Written task | Copy out all the entries word for word.

Task material |
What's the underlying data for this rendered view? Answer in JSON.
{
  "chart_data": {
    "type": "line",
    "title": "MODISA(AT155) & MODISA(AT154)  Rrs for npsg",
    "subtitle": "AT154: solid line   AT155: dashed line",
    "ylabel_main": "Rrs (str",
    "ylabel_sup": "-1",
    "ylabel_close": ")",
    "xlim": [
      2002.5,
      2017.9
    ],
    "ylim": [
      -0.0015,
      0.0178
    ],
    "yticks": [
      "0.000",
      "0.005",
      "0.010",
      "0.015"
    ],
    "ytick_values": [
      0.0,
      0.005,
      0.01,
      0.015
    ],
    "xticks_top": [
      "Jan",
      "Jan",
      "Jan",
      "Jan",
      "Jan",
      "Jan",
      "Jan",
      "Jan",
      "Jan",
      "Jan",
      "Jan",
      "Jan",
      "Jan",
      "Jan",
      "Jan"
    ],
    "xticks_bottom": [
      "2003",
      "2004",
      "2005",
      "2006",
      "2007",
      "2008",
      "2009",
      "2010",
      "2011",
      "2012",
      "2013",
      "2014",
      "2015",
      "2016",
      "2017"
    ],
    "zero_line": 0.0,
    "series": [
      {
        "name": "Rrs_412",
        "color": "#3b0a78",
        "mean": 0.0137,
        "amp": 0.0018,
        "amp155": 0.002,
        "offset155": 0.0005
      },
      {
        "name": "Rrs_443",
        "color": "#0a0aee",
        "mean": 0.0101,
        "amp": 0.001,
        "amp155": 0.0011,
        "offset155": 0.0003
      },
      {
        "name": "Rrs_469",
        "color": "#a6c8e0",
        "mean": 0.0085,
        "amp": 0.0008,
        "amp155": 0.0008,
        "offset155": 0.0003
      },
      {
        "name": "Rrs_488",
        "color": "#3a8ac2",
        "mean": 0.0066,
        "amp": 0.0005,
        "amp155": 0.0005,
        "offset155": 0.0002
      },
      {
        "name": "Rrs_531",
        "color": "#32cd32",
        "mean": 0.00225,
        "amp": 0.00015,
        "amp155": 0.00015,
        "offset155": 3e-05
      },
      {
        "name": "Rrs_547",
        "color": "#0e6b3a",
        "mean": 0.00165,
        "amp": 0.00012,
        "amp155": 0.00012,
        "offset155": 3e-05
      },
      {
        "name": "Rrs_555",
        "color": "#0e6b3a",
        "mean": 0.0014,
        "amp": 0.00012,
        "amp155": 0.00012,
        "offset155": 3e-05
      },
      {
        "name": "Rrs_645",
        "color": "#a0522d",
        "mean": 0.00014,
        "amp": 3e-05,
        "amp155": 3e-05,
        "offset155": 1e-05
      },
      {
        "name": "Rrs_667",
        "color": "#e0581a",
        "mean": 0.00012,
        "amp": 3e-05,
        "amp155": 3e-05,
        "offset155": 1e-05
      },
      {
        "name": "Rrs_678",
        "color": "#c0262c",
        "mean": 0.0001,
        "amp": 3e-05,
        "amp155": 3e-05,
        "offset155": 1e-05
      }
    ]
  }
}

The completed task |
What's the underlying data for this rendered view? Answer in JSON.
{
  "chart_data": {
    "type": "line",
    "title": "MODISA(AT155) & MODISA(AT154)  Rrs for npsg",
    "subtitle": "AT154: solid line   AT155: dashed line",
    "ylabel_main": "Rrs (str",
    "ylabel_sup": "-1",
    "ylabel_close": ")",
    "xlim": [
      2002.5,
      2017.9
    ],
    "ylim": [
      -0.0015,
      0.0178
    ],
    "yticks": [
      "0.000",
      "0.005",
      "0.010",
      "0.015"
    ],
    "ytick_values": [
      0.0,
      0.005,
      0.01,
      0.015
    ],
    "xticks_top": [
      "Jan",
      "Jan",
      "Jan",
      "Jan",
      "Jan",
      "Jan",
      "Jan",
      "Jan",
      "Jan",
      "Jan",
      "Jan",
      "Jan",
      "Jan",
      "Jan",
      "Jan"
    ],
    "xticks_bottom": [
      "2003",
      "2004",
      "2005",
      "2006",
      "2007",
      "2008",
      "2009",
      "2010",
      "2011",
      "2012",
      "2013",
      "2014",
      "2015",
      "2016",
      "2017"
    ],
    "zero_line": 0.0,
    "series": [
      {
        "name": "Rrs_412",
        "color": "#3b0a78",
        "mean": 0.0137,
        "amp": 0.0018,
        "amp155": 0.002,
        "offset155": 0.0005
      },
      {
        "name": "Rrs_443",
        "color": "#0a0aee",
        "mean": 0.0101,
        "amp": 0.001,
        "amp155": 0.0011,
        "offset155": 0.0003
      },
      {
        "name": "Rrs_469",
        "color": "#a6c8e0",
        "mean": 0.0085,
        "amp": 0.0008,
        "amp155": 0.0008,
        "offset155": 0.0003
      },
      {
        "name": "Rrs_488",
        "color": "#3a8ac2",
        "mean": 0.0066,
        "amp": 0.0005,
        "amp155": 0.0005,
        "offset155": 0.0002
      },
      {
        "name": "Rrs_531",
        "color": "#32cd32",
        "mean": 0.00225,
        "amp": 0.00015,
        "amp155": 0.00015,
        "offset155": 3e-05
      },
      {
        "name": "Rrs_547",
        "color": "#0e6b3a",
        "mean": 0.00165,
        "amp": 0.00012,
        "amp155": 0.00012,
        "offset155": 3e-05
      },
      {
        "name": "Rrs_555",
        "color": "#0e6b3a",
        "mean": 0.0014,
        "amp": 0.00012,
        "amp155": 0.00012,
        "offset155": 3e-05
      },
      {
        "name": "Rrs_645",
        "color": "#a0522d",
        "mean": 0.00014,
        "amp": 3e-05,
        "amp155": 3e-05,
        "offset155": 1e-05
      },
      {
        "name": "Rrs_667",
        "color": "#e0581a",
        "mean": 0.00012,
        "amp": 3e-05,
        "amp155": 3e-05,
        "offset155": 1e-05
      },
      {
        "name": "Rrs_678",
        "color": "#c0262c",
        "mean": 0.0001,
        "amp": 3e-05,
        "amp155": 3e-05,
        "offset155": 1e-05
      }
    ]
  }
}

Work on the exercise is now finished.